Start of Data to use

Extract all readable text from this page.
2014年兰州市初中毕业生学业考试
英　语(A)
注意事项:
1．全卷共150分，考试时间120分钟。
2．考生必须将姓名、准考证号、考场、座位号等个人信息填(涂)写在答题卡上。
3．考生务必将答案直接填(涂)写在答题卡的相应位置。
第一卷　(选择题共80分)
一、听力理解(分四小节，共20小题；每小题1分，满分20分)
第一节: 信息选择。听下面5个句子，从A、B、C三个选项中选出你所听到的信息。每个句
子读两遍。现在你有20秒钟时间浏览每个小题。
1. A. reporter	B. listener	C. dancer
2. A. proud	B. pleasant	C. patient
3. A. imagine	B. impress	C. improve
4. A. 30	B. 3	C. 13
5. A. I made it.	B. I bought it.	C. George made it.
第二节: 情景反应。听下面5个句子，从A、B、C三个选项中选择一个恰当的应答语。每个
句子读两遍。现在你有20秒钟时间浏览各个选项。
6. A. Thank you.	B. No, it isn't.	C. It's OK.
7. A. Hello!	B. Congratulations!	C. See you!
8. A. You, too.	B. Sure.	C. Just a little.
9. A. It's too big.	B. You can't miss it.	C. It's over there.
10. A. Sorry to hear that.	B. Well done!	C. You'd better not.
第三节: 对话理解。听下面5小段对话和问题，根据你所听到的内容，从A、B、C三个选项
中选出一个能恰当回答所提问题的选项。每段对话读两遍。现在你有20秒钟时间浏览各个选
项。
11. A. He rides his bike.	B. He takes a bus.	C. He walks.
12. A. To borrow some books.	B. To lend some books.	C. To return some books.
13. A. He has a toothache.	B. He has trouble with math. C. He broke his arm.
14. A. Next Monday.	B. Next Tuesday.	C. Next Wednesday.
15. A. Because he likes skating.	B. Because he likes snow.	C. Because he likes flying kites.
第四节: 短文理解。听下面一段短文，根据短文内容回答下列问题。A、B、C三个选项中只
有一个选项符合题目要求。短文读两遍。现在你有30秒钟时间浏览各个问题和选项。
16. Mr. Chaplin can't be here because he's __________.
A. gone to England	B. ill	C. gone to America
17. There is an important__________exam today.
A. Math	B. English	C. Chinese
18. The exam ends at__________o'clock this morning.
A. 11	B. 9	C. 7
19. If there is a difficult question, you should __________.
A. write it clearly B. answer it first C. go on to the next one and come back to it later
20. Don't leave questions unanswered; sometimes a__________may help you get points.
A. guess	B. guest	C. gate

End of Data to use

What is expected
Print every record above exactly as written.

Written response
Extract all readable text from this page.
2014年兰州市初中毕业生学业考试
英　语(A)
注意事项:
1．全卷共150分，考试时间120分钟。
2．考生必须将姓名、准考证号、考场、座位号等个人信息填(涂)写在答题卡上。
3．考生务必将答案直接填(涂)写在答题卡的相应位置。
第一卷　(选择题共80分)
一、听力理解(分四小节，共20小题；每小题1分，满分20分)
第一节: 信息选择。听下面5个句子，从A、B、C三个选项中选出你所听到的信息。每个句
子读两遍。现在你有20秒钟时间浏览每个小题。
1. A. reporter	B. listener	C. dancer
2. A. proud	B. pleasant	C. patient
3. A. imagine	B. impress	C. improve
4. A. 30	B. 3	C. 13
5. A. I made it.	B. I bought it.	C. George made it.
第二节: 情景反应。听下面5个句子，从A、B、C三个选项中选择一个恰当的应答语。每个
句子读两遍。现在你有20秒钟时间浏览各个选项。
6. A. Thank you.	B. No, it isn't.	C. It's OK.
7. A. Hello!	B. Congratulations!	C. See you!
8. A. You, too.	B. Sure.	C. Just a little.
9. A. It's too big.	B. You can't miss it.	C. It's over there.
10. A. Sorry to hear that.	B. Well done!	C. You'd better not.
第三节: 对话理解。听下面5小段对话和问题，根据你所听到的内容，从A、B、C三个选项
中选出一个能恰当回答所提问题的选项。每段对话读两遍。现在你有20秒钟时间浏览各个选
项。
11. A. He rides his bike.	B. He takes a bus.	C. He walks.
12. A. To borrow some books.	B. To lend some books.	C. To return some books.
13. A. He has a toothache.	B. He has trouble with math. C. He broke his arm.
14. A. Next Monday.	B. Next Tuesday.	C. Next Wednesday.
15. A. Because he likes skating.	B. Because he likes snow.	C. Because he likes flying kites.
第四节: 短文理解。听下面一段短文，根据短文内容回答下列问题。A、B、C三个选项中只
有一个选项符合题目要求。短文读两遍。现在你有30秒钟时间浏览各个问题和选项。
16. Mr. Chaplin can't be here because he's __________.
A. gone to England	B. ill	C. gone to America
17. There is an important__________exam today.
A. Math	B. English	C. Chinese
18. The exam ends at__________o'clock this morning.
A. 11	B. 9	C. 7
19. If there is a difficult question, you should __________.
A. write it clearly B. answer it first C. go on to the next one and come back to it later
20. Don't leave questions unanswered; sometimes a__________may help you get points.
A. guess	B. guest	C. gate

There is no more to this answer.